Problem to work on:
In the entries that follow, find the word "Kraków" and report each line it is on.

Records shown:
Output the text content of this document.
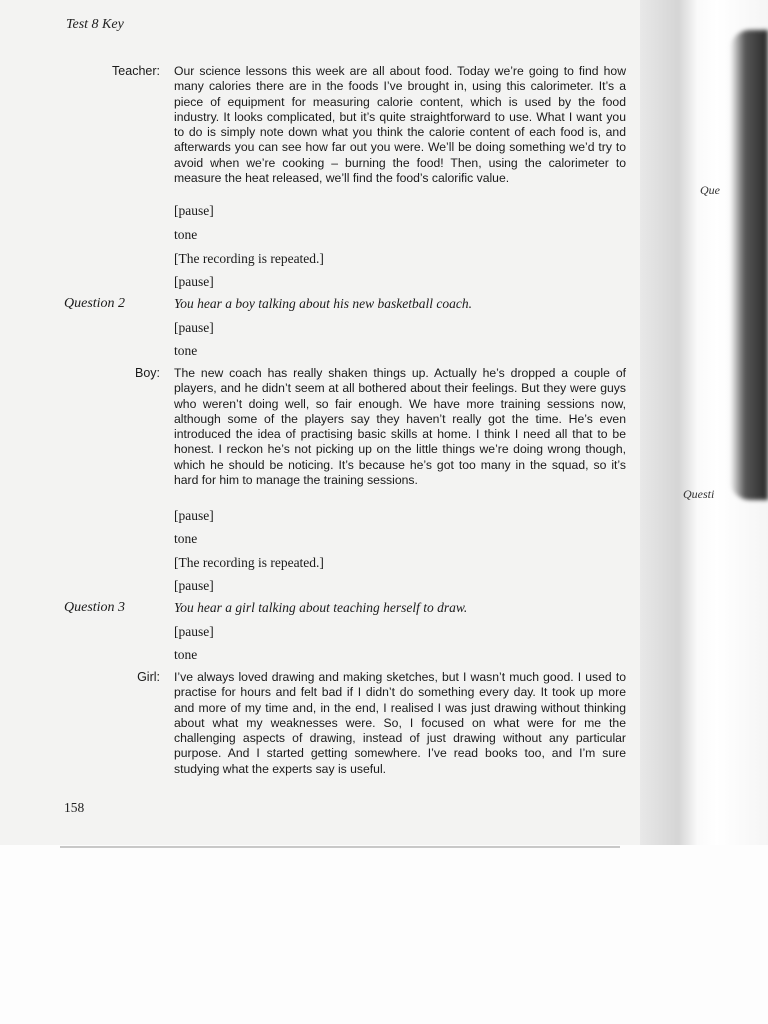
Test 8 Key
Teacher: Our science lessons this week are all about food. Today we’re going to find how many calories there are in the foods I’ve brought in, using this calorimeter. It’s a piece of equipment for measuring calorie content, which is used by the food industry. It looks complicated, but it’s quite straightforward to use. What I want you to do is simply note down what you think the calorie content of each food is, and afterwards you can see how far out you were. We’ll be doing something we’d try to avoid when we’re cooking – burning the food! Then, using the calorimeter to measure the heat released, we’ll find the food’s calorific value.
[pause]
tone
[The recording is repeated.]
[pause]
Question 2	You hear a boy talking about his new basketball coach.
[pause]
tone
Boy: The new coach has really shaken things up. Actually he’s dropped a couple of players, and he didn’t seem at all bothered about their feelings. But they were guys who weren’t doing well, so fair enough. We have more training sessions now, although some of the players say they haven’t really got the time. He’s even introduced the idea of practising basic skills at home. I think I need all that to be honest. I reckon he’s not picking up on the little things we’re doing wrong though, which he should be noticing. It’s because he’s got too many in the squad, so it’s hard for him to manage the training sessions.
[pause]
tone
[The recording is repeated.]
[pause]
Question 3	You hear a girl talking about teaching herself to draw.
[pause]
tone
Girl: I’ve always loved drawing and making sketches, but I wasn’t much good. I used to practise for hours and felt bad if I didn’t do something every day. It took up more and more of my time and, in the end, I realised I was just drawing without thinking about what my weaknesses were. So, I focused on what were for me the challenging aspects of drawing, instead of just drawing without any particular purpose. And I started getting somewhere. I’ve read books too, and I’m sure studying what the experts say is useful.
158
Que
Questi
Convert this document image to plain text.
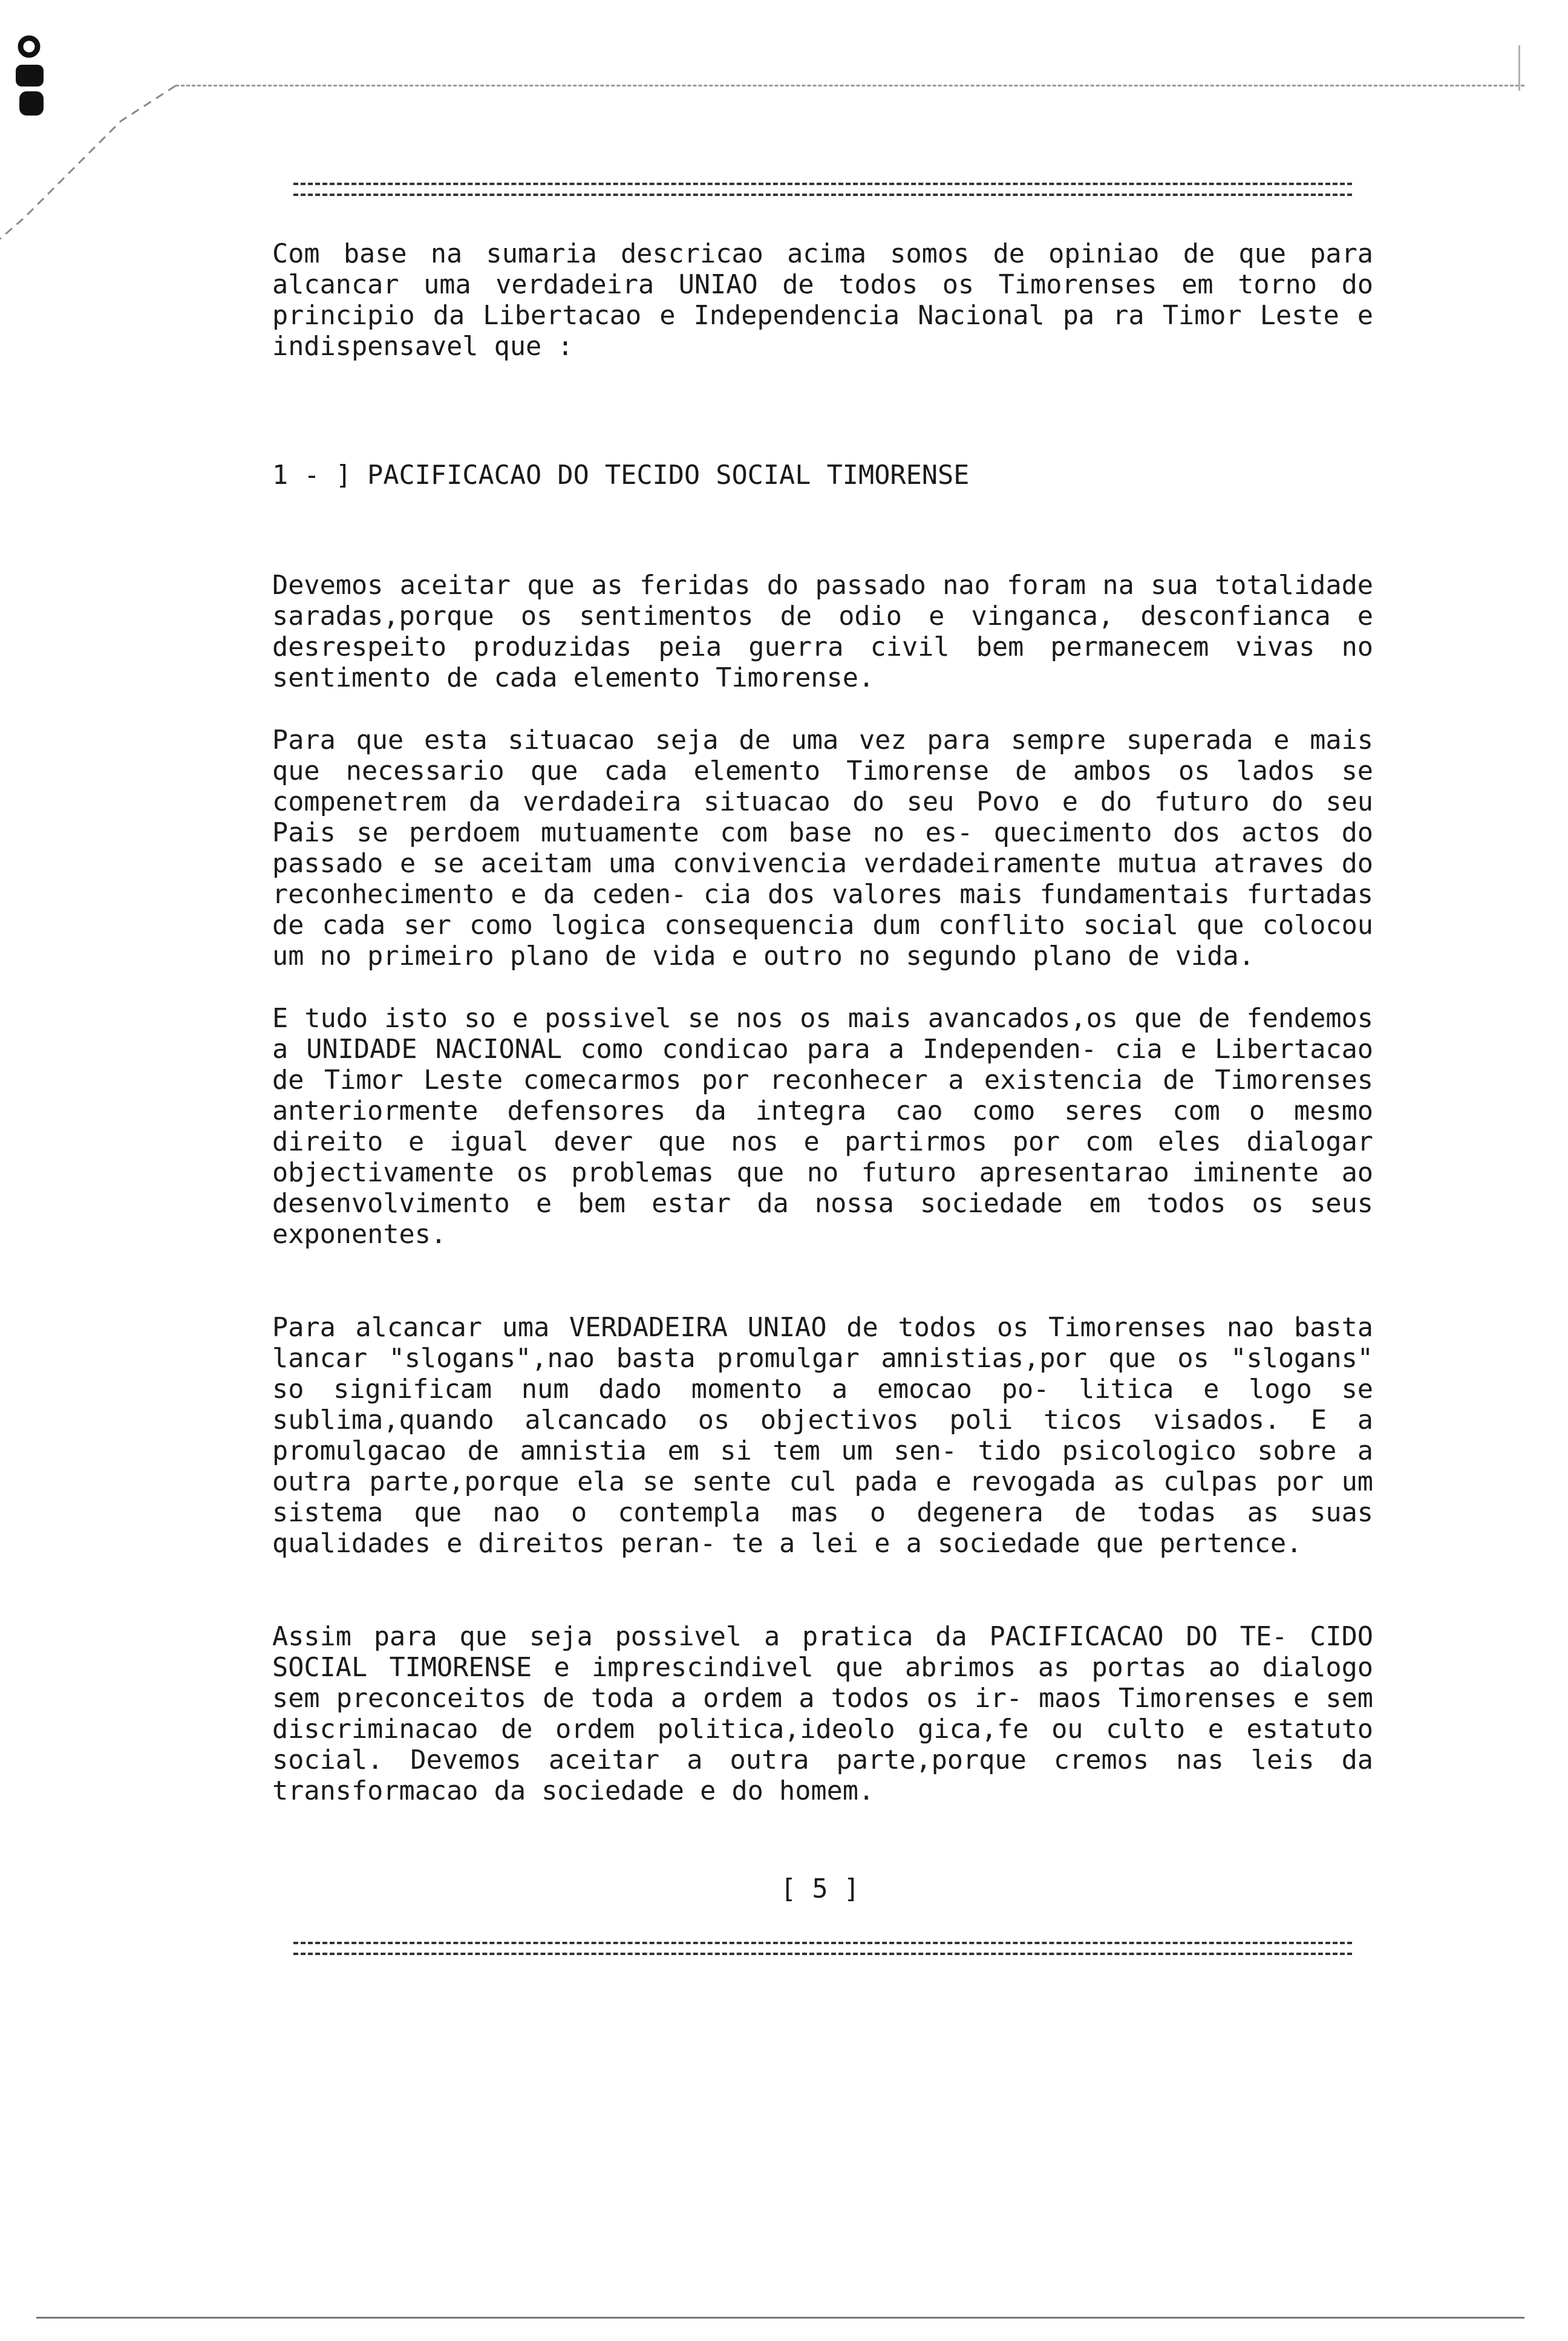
Com base na sumaria descricao acima somos de opiniao de que para alcancar uma verdadeira UNIAO de todos os Timorenses em torno do principio da Libertacao e Independencia Nacional pa ra Timor Leste e indispensavel que :

1 - ] PACIFICACAO DO TECIDO SOCIAL TIMORENSE

Devemos aceitar que as feridas do passado nao foram na sua totalidade saradas,porque os sentimentos de odio e vinganca, desconfianca e desrespeito produzidas peia guerra civil bem permanecem vivas no sentimento de cada elemento Timorense.

Para que esta situacao seja de uma vez para sempre superada e mais que necessario que cada elemento Timorense de ambos os lados se compenetrem da verdadeira situacao do seu Povo e do futuro do seu Pais se perdoem mutuamente com base no es- quecimento dos actos do passado e se aceitam uma convivencia verdadeiramente mutua atraves do reconhecimento e da ceden- cia dos valores mais fundamentais furtadas de cada ser como logica consequencia dum conflito social que colocou um no primeiro plano de vida e outro no segundo plano de vida.

E tudo isto so e possivel se nos os mais avancados,os que de fendemos a UNIDADE NACIONAL como condicao para a Independen- cia e Libertacao de Timor Leste comecarmos por reconhecer a existencia de Timorenses anteriormente defensores da integra cao como seres com o mesmo direito e igual dever que nos e partirmos por com eles dialogar objectivamente os problemas que no futuro apresentarao iminente ao desenvolvimento e bem estar da nossa sociedade em todos os seus exponentes.

Para alcancar uma VERDADEIRA UNIAO de todos os Timorenses nao basta lancar "slogans",nao basta promulgar amnistias,por que os "slogans" so significam num dado momento a emocao po- litica e logo se sublima,quando alcancado os objectivos poli ticos visados. E a promulgacao de amnistia em si tem um sen- tido psicologico sobre a outra parte,porque ela se sente cul pada e revogada as culpas por um sistema que nao o contempla mas o degenera de todas as suas qualidades e direitos peran- te a lei e a sociedade que pertence.

Assim para que seja possivel a pratica da PACIFICACAO DO TE- CIDO SOCIAL TIMORENSE e imprescindivel que abrimos as portas ao dialogo sem preconceitos de toda a ordem a todos os ir- maos Timorenses e sem discriminacao de ordem politica,ideolo gica,fe ou culto e estatuto social. Devemos aceitar a outra parte,porque cremos nas leis da transformacao da sociedade e do homem.

[ 5 ]
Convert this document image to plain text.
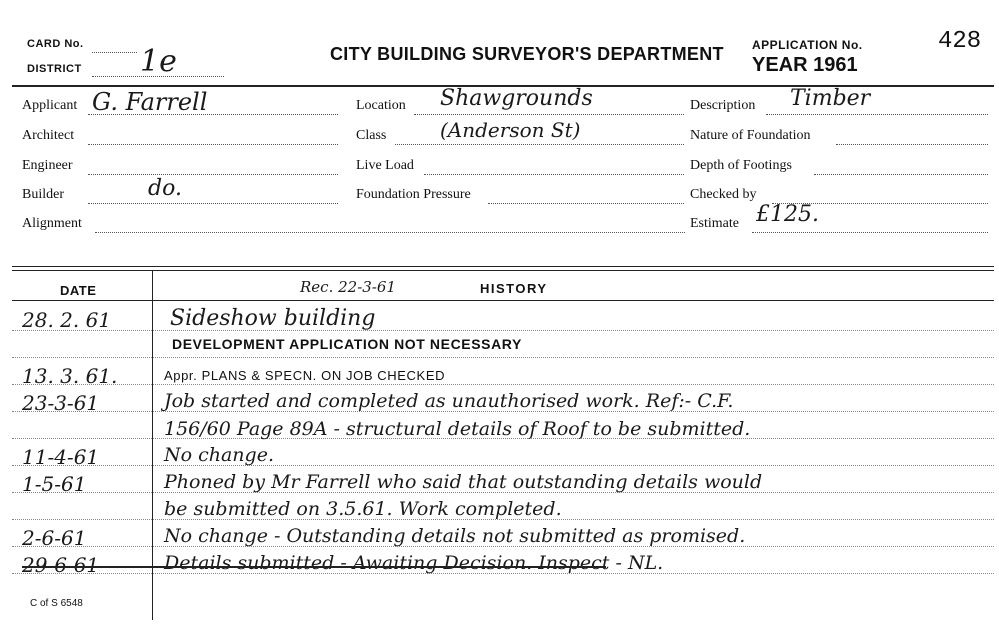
CARD No.
DISTRICT 1e	CITY BUILDING SURVEYOR'S DEPARTMENT APPLICATION No.	428
YEAR 1961
Applicant G. Farrell
Architect
Engineer
Builder	do.
Alignment
Location Shawgrounds
Class	(Anderson St)
Live Load
Foundation Pressure
Description Timber
Nature of Foundation
Depth of Footings
Checked by
Estimate £125.
DATE	Rec. 22-3-61	HISTORY
28. 2. 61	Sideshow building
DEVELOPMENT APPLICATION NOT NECESSARY
13. 3. 61.	Appr. PLANS & SPECN. ON JOB CHECKED
23-3-61	Job started and completed as unauthorised work. Ref:- C.F.
156/60 Page 89A - structural details of Roof to be submitted.
11-4-61	No change.
1-5-61	Phoned by Mr Farrell who said that outstanding details would
be submitted on 3.5.61. Work completed.
2-6-61	No change - Outstanding details not submitted as promised.
29-6-61	Details submitted - Awaiting Decision. Inspect - NL.
C of S 6548
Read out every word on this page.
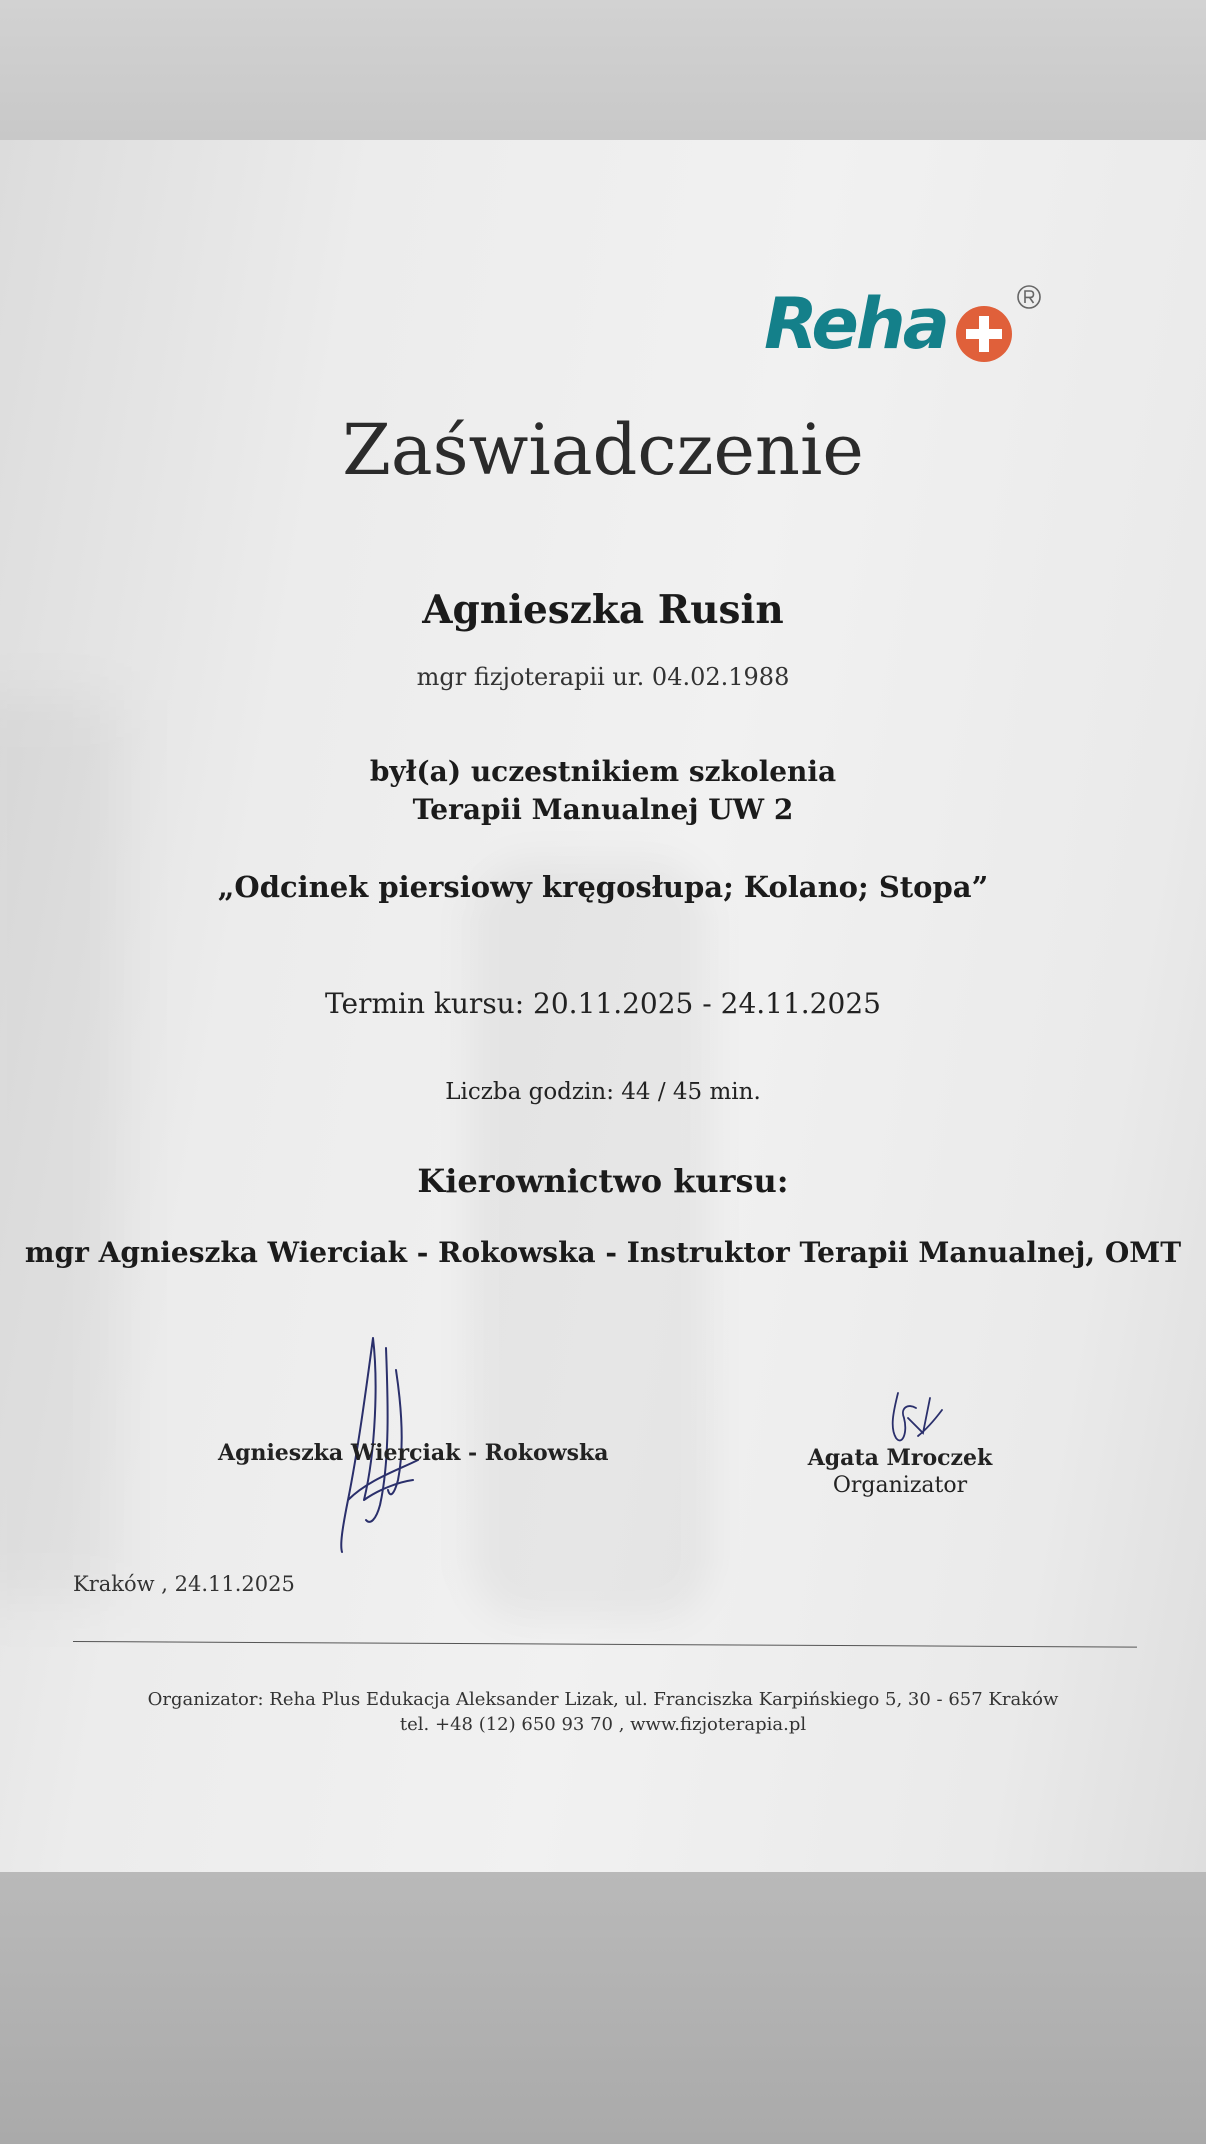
Reha
Zaświadczenie
Agnieszka Rusin
mgr fizjoterapii ur. 04.02.1988
był(a) uczestnikiem szkolenia
Terapii Manualnej UW 2
„Odcinek piersiowy kręgosłupa; Kolano; Stopa”
Termin kursu: 20.11.2025 - 24.11.2025
Liczba godzin: 44 / 45 min.
Kierownictwo kursu:
mgr Agnieszka Wierciak - Rokowska - Instruktor Terapii Manualnej, OMT
Agnieszka Wierciak - Rokowska	Agata Mroczek
Organizator
Kraków , 24.11.2025
Organizator: Reha Plus Edukacja Aleksander Lizak, ul. Franciszka Karpińskiego 5, 30 - 657 Kraków
tel. +48 (12) 650 93 70 , www.fizjoterapia.pl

Final result:
Kraków , 24.11.2025
Organizator: Reha Plus Edukacja Aleksander Lizak, ul. Franciszka Karpińskiego 5, 30 - 657 Kraków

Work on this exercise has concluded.